Exercise goal: Check every line below for the word "Mavzuning" and copy the ones that have it.

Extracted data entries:

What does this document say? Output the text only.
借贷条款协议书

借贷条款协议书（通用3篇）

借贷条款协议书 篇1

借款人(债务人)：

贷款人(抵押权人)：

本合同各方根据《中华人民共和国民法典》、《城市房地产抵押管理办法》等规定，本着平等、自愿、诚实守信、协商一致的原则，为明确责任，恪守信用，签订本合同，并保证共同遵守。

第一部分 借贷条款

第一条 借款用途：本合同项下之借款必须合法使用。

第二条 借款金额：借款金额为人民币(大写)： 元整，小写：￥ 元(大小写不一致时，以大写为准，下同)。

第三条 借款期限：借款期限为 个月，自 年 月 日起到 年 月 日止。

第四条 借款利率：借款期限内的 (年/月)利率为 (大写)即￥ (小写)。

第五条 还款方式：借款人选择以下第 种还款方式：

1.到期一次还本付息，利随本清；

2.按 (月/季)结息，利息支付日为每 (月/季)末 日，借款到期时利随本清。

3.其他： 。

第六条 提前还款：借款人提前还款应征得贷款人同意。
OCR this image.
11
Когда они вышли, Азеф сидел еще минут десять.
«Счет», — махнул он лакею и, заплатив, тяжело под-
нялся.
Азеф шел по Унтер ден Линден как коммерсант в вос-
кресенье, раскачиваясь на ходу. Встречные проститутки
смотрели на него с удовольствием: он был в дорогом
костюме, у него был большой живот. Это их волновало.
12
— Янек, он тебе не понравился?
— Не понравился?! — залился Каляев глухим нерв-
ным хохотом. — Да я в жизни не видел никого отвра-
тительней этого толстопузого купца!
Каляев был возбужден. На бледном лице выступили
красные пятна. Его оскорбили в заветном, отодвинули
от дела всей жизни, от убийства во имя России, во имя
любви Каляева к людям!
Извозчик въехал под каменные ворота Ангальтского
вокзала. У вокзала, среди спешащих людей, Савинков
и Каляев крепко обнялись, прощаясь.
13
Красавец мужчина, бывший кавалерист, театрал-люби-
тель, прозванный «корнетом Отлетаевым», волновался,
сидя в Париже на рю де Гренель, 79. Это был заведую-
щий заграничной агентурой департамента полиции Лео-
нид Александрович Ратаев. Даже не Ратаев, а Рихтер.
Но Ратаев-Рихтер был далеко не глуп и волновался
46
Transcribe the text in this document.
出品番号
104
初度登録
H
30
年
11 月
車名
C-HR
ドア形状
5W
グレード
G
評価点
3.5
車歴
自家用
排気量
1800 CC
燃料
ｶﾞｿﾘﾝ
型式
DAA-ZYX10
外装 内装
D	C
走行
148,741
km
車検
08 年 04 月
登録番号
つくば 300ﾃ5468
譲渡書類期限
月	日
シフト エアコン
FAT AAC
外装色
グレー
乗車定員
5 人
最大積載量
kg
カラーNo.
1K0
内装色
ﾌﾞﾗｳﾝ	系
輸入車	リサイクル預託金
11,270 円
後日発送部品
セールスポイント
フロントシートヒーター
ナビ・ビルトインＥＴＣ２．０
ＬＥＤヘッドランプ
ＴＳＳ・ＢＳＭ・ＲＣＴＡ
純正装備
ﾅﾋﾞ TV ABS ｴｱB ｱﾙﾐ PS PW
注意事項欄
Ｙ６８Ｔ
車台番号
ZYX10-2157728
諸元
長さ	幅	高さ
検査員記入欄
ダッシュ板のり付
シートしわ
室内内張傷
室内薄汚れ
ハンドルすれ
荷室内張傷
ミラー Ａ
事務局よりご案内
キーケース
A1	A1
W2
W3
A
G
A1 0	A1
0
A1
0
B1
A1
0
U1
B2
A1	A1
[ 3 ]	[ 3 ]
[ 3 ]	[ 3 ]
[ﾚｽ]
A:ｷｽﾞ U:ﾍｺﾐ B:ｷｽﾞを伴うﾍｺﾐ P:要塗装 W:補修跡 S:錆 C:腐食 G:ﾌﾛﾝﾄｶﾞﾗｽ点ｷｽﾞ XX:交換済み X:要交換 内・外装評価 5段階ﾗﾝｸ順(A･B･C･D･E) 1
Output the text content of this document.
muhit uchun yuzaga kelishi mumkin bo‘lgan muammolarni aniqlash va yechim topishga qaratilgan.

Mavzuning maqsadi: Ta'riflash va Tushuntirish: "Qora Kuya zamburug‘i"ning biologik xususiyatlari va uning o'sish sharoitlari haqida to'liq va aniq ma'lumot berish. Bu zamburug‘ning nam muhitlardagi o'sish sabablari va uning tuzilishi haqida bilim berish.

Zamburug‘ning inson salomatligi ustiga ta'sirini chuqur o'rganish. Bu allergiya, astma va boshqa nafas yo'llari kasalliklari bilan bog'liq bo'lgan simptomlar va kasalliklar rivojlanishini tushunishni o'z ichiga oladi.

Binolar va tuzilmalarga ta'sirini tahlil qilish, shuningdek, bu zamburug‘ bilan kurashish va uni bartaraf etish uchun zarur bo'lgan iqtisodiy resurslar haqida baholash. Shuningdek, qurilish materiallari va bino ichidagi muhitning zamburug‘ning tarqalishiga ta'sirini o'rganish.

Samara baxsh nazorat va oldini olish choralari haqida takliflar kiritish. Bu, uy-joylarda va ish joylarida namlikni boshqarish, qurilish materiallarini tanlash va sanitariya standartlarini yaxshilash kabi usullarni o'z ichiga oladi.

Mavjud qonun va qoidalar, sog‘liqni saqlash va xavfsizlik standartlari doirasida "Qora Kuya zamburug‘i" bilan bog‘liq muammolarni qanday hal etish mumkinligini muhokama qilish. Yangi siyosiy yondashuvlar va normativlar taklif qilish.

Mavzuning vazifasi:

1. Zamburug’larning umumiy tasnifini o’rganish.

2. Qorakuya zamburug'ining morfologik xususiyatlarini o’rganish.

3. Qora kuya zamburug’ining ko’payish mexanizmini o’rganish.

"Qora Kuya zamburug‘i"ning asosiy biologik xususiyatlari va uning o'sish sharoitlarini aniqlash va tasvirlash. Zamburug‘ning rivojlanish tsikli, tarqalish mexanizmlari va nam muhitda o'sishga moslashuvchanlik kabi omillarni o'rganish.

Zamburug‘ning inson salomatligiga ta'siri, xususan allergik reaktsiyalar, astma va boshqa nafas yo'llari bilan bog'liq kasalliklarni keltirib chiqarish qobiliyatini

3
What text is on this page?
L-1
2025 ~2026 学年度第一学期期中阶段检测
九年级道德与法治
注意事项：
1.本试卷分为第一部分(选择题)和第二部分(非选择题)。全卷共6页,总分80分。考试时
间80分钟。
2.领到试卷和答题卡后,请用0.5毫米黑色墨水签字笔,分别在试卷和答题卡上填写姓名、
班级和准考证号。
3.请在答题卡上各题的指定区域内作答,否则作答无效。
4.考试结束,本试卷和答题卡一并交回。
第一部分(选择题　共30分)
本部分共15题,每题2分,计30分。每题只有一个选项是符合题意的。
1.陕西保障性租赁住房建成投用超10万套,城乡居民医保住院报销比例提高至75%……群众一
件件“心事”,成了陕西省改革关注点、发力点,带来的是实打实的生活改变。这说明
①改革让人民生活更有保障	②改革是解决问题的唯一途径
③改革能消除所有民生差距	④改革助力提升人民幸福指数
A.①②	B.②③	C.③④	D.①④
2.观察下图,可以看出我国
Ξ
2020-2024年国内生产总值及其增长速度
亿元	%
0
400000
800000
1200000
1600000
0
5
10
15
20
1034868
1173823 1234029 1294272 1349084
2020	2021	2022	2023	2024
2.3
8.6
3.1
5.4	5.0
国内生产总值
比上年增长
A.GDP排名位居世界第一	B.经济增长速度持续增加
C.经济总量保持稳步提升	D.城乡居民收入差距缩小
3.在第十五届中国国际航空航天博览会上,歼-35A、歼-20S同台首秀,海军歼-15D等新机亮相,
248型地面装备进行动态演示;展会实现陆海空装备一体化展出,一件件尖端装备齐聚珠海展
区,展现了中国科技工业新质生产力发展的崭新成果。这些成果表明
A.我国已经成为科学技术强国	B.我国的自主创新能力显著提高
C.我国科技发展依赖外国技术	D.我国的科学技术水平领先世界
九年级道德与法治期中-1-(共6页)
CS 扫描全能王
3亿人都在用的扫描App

Solution:
Mavzuning maqsadi: Ta'riflash va Tushuntirish: "Qora Kuya zamburug‘i"ning biologik xususiyatlari va uning o'sish sharoitlari haqida to'liq va aniq ma'lumot berish. Bu zamburug‘ning nam muhitlardagi o'sish sabablari va uning tuzilishi haqida bilim berish.
Mavzuning vazifasi:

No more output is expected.